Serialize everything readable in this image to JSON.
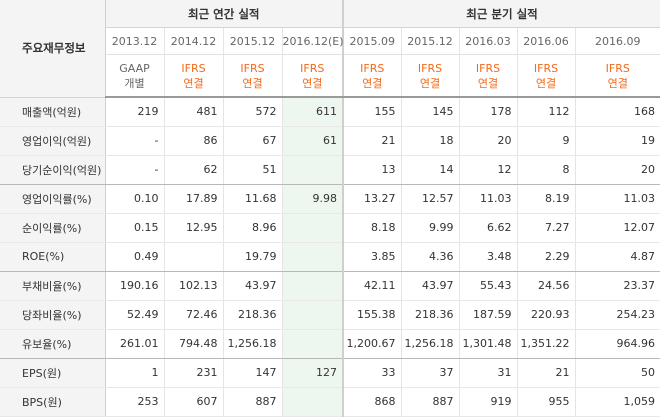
{
  "corner_label": "주요재무정보",
  "groups": {
    "annual": "최근 연간 실적",
    "quarterly": "최근 분기 실적"
  },
  "periods": [
    {
      "label": "2013.12"
    },
    {
      "label": "2014.12"
    },
    {
      "label": "2015.12"
    },
    {
      "label": "2016.12(E)"
    },
    {
      "label": "2015.09"
    },
    {
      "label": "2015.12"
    },
    {
      "label": "2016.03"
    },
    {
      "label": "2016.06"
    },
    {
      "label": "2016.09"
    }
  ],
  "standards": [
    {
      "top": "GAAP",
      "bottom": "개별"
    },
    {
      "top": "IFRS",
      "bottom": "연결"
    },
    {
      "top": "IFRS",
      "bottom": "연결"
    },
    {
      "top": "IFRS",
      "bottom": "연결"
    },
    {
      "top": "IFRS",
      "bottom": "연결"
    },
    {
      "top": "IFRS",
      "bottom": "연결"
    },
    {
      "top": "IFRS",
      "bottom": "연결"
    },
    {
      "top": "IFRS",
      "bottom": "연결"
    },
    {
      "top": "IFRS",
      "bottom": "연결"
    }
  ],
  "rows": [
    {
      "label": "매출액(억원)",
      "values": [
        "219",
        "481",
        "572",
        "611",
        "155",
        "145",
        "178",
        "112",
        "168"
      ]
    },
    {
      "label": "영업이익(억원)",
      "values": [
        "-",
        "86",
        "67",
        "61",
        "21",
        "18",
        "20",
        "9",
        "19"
      ]
    },
    {
      "label": "당기순이익(억원)",
      "values": [
        "-",
        "62",
        "51",
        "",
        "13",
        "14",
        "12",
        "8",
        "20"
      ]
    },
    {
      "label": "영업이익률(%)",
      "values": [
        "0.10",
        "17.89",
        "11.68",
        "9.98",
        "13.27",
        "12.57",
        "11.03",
        "8.19",
        "11.03"
      ]
    },
    {
      "label": "순이익률(%)",
      "values": [
        "0.15",
        "12.95",
        "8.96",
        "",
        "8.18",
        "9.99",
        "6.62",
        "7.27",
        "12.07"
      ]
    },
    {
      "label": "ROE(%)",
      "values": [
        "0.49",
        "",
        "19.79",
        "",
        "3.85",
        "4.36",
        "3.48",
        "2.29",
        "4.87"
      ]
    },
    {
      "label": "부채비율(%)",
      "values": [
        "190.16",
        "102.13",
        "43.97",
        "",
        "42.11",
        "43.97",
        "55.43",
        "24.56",
        "23.37"
      ]
    },
    {
      "label": "당좌비율(%)",
      "values": [
        "52.49",
        "72.46",
        "218.36",
        "",
        "155.38",
        "218.36",
        "187.59",
        "220.93",
        "254.23"
      ]
    },
    {
      "label": "유보율(%)",
      "values": [
        "261.01",
        "794.48",
        "1,256.18",
        "",
        "1,200.67",
        "1,256.18",
        "1,301.48",
        "1,351.22",
        "964.96"
      ]
    },
    {
      "label": "EPS(원)",
      "values": [
        "1",
        "231",
        "147",
        "127",
        "33",
        "37",
        "31",
        "21",
        "50"
      ]
    },
    {
      "label": "BPS(원)",
      "values": [
        "253",
        "607",
        "887",
        "",
        "868",
        "887",
        "919",
        "955",
        "1,059"
      ]
    }
  ]
}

========================================

**Given problem**
Exactly reproduce each record, leaving out any pictures.

**Exercise response**
Serialize everything readable in this image to JSON.
{
  "corner_label": "주요재무정보",
  "groups": {
    "annual": "최근 연간 실적",
    "quarterly": "최근 분기 실적"
  },
  "periods": [
    {
      "label": "2013.12"
    },
    {
      "label": "2014.12"
    },
    {
      "label": "2015.12"
    },
    {
      "label": "2016.12(E)"
    },
    {
      "label": "2015.09"
    },
    {
      "label": "2015.12"
    },
    {
      "label": "2016.03"
    },
    {
      "label": "2016.06"
    },
    {
      "label": "2016.09"
    }
  ],
  "standards": [
    {
      "top": "GAAP",
      "bottom": "개별"
    },
    {
      "top": "IFRS",
      "bottom": "연결"
    },
    {
      "top": "IFRS",
      "bottom": "연결"
    },
    {
      "top": "IFRS",
      "bottom": "연결"
    },
    {
      "top": "IFRS",
      "bottom": "연결"
    },
    {
      "top": "IFRS",
      "bottom": "연결"
    },
    {
      "top": "IFRS",
      "bottom": "연결"
    },
    {
      "top": "IFRS",
      "bottom": "연결"
    },
    {
      "top": "IFRS",
      "bottom": "연결"
    }
  ],
  "rows": [
    {
      "label": "매출액(억원)",
      "values": [
        "219",
        "481",
        "572",
        "611",
        "155",
        "145",
        "178",
        "112",
        "168"
      ]
    },
    {
      "label": "영업이익(억원)",
      "values": [
        "-",
        "86",
        "67",
        "61",
        "21",
        "18",
        "20",
        "9",
        "19"
      ]
    },
    {
      "label": "당기순이익(억원)",
      "values": [
        "-",
        "62",
        "51",
        "",
        "13",
        "14",
        "12",
        "8",
        "20"
      ]
    },
    {
      "label": "영업이익률(%)",
      "values": [
        "0.10",
        "17.89",
        "11.68",
        "9.98",
        "13.27",
        "12.57",
        "11.03",
        "8.19",
        "11.03"
      ]
    },
    {
      "label": "순이익률(%)",
      "values": [
        "0.15",
        "12.95",
        "8.96",
        "",
        "8.18",
        "9.99",
        "6.62",
        "7.27",
        "12.07"
      ]
    },
    {
      "label": "ROE(%)",
      "values": [
        "0.49",
        "",
        "19.79",
        "",
        "3.85",
        "4.36",
        "3.48",
        "2.29",
        "4.87"
      ]
    },
    {
      "label": "부채비율(%)",
      "values": [
        "190.16",
        "102.13",
        "43.97",
        "",
        "42.11",
        "43.97",
        "55.43",
        "24.56",
        "23.37"
      ]
    },
    {
      "label": "당좌비율(%)",
      "values": [
        "52.49",
        "72.46",
        "218.36",
        "",
        "155.38",
        "218.36",
        "187.59",
        "220.93",
        "254.23"
      ]
    },
    {
      "label": "유보율(%)",
      "values": [
        "261.01",
        "794.48",
        "1,256.18",
        "",
        "1,200.67",
        "1,256.18",
        "1,301.48",
        "1,351.22",
        "964.96"
      ]
    },
    {
      "label": "EPS(원)",
      "values": [
        "1",
        "231",
        "147",
        "127",
        "33",
        "37",
        "31",
        "21",
        "50"
      ]
    },
    {
      "label": "BPS(원)",
      "values": [
        "253",
        "607",
        "887",
        "",
        "868",
        "887",
        "919",
        "955",
        "1,059"
      ]
    }
  ]
}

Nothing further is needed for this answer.